## Start ENTRIES SHOWN

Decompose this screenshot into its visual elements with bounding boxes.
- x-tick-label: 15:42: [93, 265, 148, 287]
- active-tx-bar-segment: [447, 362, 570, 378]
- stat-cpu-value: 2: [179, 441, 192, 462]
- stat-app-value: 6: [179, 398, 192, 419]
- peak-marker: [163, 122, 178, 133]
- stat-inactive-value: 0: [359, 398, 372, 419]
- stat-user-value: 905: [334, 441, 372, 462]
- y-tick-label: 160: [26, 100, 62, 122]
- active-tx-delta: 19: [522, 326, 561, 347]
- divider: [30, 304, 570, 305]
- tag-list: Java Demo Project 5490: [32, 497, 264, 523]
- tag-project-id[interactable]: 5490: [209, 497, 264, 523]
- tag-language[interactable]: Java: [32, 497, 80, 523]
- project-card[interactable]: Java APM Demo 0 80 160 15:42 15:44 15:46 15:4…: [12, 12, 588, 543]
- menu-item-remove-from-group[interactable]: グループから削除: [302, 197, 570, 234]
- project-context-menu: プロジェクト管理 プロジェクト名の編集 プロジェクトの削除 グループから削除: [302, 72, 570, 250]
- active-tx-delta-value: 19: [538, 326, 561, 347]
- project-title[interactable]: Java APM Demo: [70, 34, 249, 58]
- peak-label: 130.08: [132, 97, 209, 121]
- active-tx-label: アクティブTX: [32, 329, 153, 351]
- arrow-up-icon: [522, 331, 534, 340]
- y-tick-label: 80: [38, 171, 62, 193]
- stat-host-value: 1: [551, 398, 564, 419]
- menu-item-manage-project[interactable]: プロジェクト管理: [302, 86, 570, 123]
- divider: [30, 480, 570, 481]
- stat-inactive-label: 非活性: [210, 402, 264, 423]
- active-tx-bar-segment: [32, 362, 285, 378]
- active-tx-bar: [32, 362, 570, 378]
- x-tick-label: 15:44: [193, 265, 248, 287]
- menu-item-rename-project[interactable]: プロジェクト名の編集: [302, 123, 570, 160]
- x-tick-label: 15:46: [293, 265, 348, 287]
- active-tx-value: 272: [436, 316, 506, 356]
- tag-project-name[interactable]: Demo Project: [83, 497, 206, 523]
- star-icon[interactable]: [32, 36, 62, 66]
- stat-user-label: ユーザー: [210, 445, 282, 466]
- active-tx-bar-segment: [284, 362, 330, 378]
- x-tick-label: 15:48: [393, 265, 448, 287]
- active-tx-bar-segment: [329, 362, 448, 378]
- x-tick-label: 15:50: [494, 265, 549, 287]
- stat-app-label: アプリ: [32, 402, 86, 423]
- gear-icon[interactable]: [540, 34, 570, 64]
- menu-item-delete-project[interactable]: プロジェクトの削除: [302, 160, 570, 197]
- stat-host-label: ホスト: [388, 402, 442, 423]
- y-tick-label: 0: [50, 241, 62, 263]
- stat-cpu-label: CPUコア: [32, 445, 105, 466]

## End ENTRIES SHOWN

** REQUIRED TASK **
Transcribe each of the items above, keeping every line unchanged.

** WRITTEN SOLUTION **
Decompose this screenshot into its visual elements with bounding boxes.
- x-tick-label: 15:42: [93, 265, 148, 287]
- active-tx-bar-segment: [447, 362, 570, 378]
- stat-cpu-value: 2: [179, 441, 192, 462]
- stat-app-value: 6: [179, 398, 192, 419]
- peak-marker: [163, 122, 178, 133]
- stat-inactive-value: 0: [359, 398, 372, 419]
- stat-user-value: 905: [334, 441, 372, 462]
- y-tick-label: 160: [26, 100, 62, 122]
- active-tx-delta: 19: [522, 326, 561, 347]
- divider: [30, 304, 570, 305]
- tag-list: Java Demo Project 5490: [32, 497, 264, 523]
- tag-project-id[interactable]: 5490: [209, 497, 264, 523]
- tag-language[interactable]: Java: [32, 497, 80, 523]
- project-card[interactable]: Java APM Demo 0 80 160 15:42 15:44 15:46 15:4…: [12, 12, 588, 543]
- menu-item-remove-from-group[interactable]: グループから削除: [302, 197, 570, 234]
- project-context-menu: プロジェクト管理 プロジェクト名の編集 プロジェクトの削除 グループから削除: [302, 72, 570, 250]
- active-tx-delta-value: 19: [538, 326, 561, 347]
- project-title[interactable]: Java APM Demo: [70, 34, 249, 58]
- peak-label: 130.08: [132, 97, 209, 121]
- active-tx-label: アクティブTX: [32, 329, 153, 351]
- arrow-up-icon: [522, 331, 534, 340]
- y-tick-label: 80: [38, 171, 62, 193]
- stat-host-value: 1: [551, 398, 564, 419]
- menu-item-manage-project[interactable]: プロジェクト管理: [302, 86, 570, 123]
- divider: [30, 480, 570, 481]
- stat-inactive-label: 非活性: [210, 402, 264, 423]
- active-tx-bar-segment: [32, 362, 285, 378]
- active-tx-bar: [32, 362, 570, 378]
- x-tick-label: 15:44: [193, 265, 248, 287]
- menu-item-rename-project[interactable]: プロジェクト名の編集: [302, 123, 570, 160]
- x-tick-label: 15:46: [293, 265, 348, 287]
- active-tx-value: 272: [436, 316, 506, 356]
- tag-project-name[interactable]: Demo Project: [83, 497, 206, 523]
- star-icon[interactable]: [32, 36, 62, 66]
- stat-user-label: ユーザー: [210, 445, 282, 466]
- active-tx-bar-segment: [284, 362, 330, 378]
- x-tick-label: 15:48: [393, 265, 448, 287]
- active-tx-bar-segment: [329, 362, 448, 378]
- x-tick-label: 15:50: [494, 265, 549, 287]
- stat-app-label: アプリ: [32, 402, 86, 423]
- gear-icon[interactable]: [540, 34, 570, 64]
- menu-item-delete-project[interactable]: プロジェクトの削除: [302, 160, 570, 197]
- stat-host-label: ホスト: [388, 402, 442, 423]
- y-tick-label: 0: [50, 241, 62, 263]
- stat-cpu-label: CPUコア: [32, 445, 105, 466]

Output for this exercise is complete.